Goal -> Lines before the one containing "Give me the" are excluded; reproduce that line and all lines after it in the entries below, exactly.

Extracted data ->
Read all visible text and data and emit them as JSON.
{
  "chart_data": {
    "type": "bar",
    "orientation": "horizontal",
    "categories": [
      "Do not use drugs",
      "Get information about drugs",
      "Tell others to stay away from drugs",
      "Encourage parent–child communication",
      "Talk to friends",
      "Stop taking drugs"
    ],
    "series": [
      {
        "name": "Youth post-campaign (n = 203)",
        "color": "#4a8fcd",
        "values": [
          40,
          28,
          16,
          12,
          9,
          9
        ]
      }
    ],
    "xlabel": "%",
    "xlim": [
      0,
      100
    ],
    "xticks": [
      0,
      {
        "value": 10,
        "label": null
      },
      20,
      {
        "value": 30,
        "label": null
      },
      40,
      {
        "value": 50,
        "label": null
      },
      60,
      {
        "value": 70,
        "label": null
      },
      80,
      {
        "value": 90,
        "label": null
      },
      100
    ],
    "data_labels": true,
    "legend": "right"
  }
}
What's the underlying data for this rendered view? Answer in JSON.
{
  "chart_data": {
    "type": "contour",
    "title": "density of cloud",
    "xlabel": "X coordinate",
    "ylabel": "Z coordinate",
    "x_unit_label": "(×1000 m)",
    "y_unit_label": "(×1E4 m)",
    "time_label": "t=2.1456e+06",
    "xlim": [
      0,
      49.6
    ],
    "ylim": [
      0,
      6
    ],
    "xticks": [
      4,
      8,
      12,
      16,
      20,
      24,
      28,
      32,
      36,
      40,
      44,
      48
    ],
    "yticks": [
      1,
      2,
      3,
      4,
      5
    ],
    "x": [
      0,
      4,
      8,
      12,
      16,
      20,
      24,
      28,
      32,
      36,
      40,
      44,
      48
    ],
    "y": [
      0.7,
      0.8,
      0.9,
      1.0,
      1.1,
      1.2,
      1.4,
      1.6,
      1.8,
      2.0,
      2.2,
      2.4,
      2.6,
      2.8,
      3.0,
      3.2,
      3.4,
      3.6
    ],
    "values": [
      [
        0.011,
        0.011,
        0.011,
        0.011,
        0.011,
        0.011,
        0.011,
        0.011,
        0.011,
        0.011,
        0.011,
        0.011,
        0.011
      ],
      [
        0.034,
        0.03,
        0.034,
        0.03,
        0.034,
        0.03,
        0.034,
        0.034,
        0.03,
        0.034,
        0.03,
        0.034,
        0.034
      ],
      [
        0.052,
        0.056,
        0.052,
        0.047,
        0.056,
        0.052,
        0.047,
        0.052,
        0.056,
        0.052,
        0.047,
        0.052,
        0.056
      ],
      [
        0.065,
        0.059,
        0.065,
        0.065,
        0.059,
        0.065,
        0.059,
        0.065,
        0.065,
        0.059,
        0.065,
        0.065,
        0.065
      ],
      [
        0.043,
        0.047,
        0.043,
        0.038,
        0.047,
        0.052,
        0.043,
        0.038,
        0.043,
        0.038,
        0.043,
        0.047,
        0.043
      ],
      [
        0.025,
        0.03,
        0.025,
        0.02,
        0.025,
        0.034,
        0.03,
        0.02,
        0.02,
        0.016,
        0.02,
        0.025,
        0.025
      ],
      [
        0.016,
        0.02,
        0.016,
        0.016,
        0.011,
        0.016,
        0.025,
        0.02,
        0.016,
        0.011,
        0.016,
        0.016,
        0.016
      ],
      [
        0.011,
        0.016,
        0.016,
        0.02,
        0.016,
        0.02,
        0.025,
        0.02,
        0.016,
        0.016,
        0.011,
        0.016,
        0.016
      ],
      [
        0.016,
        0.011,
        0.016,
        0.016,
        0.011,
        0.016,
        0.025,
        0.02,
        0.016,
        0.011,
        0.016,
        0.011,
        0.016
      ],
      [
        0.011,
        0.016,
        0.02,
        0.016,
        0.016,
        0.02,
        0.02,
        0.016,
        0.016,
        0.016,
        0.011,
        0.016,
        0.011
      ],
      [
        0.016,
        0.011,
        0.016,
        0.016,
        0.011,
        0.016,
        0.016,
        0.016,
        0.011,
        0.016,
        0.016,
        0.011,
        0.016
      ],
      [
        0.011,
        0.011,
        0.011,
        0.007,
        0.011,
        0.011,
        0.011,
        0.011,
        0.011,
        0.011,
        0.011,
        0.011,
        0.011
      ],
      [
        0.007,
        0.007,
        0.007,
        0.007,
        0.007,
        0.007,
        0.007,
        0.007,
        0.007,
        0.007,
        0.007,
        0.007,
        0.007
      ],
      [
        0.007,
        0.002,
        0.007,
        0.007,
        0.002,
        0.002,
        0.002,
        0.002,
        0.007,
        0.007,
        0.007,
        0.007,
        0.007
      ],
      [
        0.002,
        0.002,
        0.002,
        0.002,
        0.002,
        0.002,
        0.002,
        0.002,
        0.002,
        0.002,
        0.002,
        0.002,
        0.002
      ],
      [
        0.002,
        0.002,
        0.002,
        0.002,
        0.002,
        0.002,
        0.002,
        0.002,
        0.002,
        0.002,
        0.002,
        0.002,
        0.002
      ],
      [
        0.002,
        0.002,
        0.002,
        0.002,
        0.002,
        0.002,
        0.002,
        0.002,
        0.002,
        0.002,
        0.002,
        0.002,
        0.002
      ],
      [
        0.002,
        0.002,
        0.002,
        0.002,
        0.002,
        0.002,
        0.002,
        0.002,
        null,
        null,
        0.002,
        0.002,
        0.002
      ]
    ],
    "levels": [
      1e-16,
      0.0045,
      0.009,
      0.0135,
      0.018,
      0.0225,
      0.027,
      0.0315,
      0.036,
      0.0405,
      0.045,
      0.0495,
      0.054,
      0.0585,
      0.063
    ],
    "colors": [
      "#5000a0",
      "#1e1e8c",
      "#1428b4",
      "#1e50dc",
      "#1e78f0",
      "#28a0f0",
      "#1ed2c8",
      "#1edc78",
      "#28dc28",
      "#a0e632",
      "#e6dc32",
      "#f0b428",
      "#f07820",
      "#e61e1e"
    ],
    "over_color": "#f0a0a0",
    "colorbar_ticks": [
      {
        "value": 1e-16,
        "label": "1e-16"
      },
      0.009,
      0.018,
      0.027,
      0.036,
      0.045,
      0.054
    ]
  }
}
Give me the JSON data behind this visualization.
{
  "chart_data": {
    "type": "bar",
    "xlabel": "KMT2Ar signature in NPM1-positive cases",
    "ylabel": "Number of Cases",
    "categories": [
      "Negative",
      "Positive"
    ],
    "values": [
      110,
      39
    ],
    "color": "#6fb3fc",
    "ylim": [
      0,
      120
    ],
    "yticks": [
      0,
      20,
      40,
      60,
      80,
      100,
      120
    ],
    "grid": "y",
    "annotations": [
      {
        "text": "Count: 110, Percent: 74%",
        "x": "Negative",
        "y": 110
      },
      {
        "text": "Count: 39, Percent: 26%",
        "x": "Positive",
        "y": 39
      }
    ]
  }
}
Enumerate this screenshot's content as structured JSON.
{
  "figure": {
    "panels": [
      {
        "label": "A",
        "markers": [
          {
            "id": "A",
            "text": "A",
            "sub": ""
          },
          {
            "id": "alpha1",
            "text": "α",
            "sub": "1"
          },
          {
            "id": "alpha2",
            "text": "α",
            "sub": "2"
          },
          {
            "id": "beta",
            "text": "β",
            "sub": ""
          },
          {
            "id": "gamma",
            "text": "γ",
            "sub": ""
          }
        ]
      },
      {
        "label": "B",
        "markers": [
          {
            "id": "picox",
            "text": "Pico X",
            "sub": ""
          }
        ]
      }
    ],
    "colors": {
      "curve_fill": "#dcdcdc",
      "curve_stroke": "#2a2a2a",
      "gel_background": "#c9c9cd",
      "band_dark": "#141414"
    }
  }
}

Written answer ->
Give me the JSON data behind this visualization.
{
  "chart_data": {
    "type": "bar",
    "xlabel": "KMT2Ar signature in NPM1-positive cases",
    "ylabel": "Number of Cases",
    "categories": [
      "Negative",
      "Positive"
    ],
    "values": [
      110,
      39
    ],
    "color": "#6fb3fc",
    "ylim": [
      0,
      120
    ],
    "yticks": [
      0,
      20,
      40,
      60,
      80,
      100,
      120
    ],
    "grid": "y",
    "annotations": [
      {
        "text": "Count: 110, Percent: 74%",
        "x": "Negative",
        "y": 110
      },
      {
        "text": "Count: 39, Percent: 26%",
        "x": "Positive",
        "y": 39
      }
    ]
  }
}
Enumerate this screenshot's content as structured JSON.
{
  "figure": {
    "panels": [
      {
        "label": "A",
        "markers": [
          {
            "id": "A",
            "text": "A",
            "sub": ""
          },
          {
            "id": "alpha1",
            "text": "α",
            "sub": "1"
          },
          {
            "id": "alpha2",
            "text": "α",
            "sub": "2"
          },
          {
            "id": "beta",
            "text": "β",
            "sub": ""
          },
          {
            "id": "gamma",
            "text": "γ",
            "sub": ""
          }
        ]
      },
      {
        "label": "B",
        "markers": [
          {
            "id": "picox",
            "text": "Pico X",
            "sub": ""
          }
        ]
      }
    ],
    "colors": {
      "curve_fill": "#dcdcdc",
      "curve_stroke": "#2a2a2a",
      "gel_background": "#c9c9cd",
      "band_dark": "#141414"
    }
  }
}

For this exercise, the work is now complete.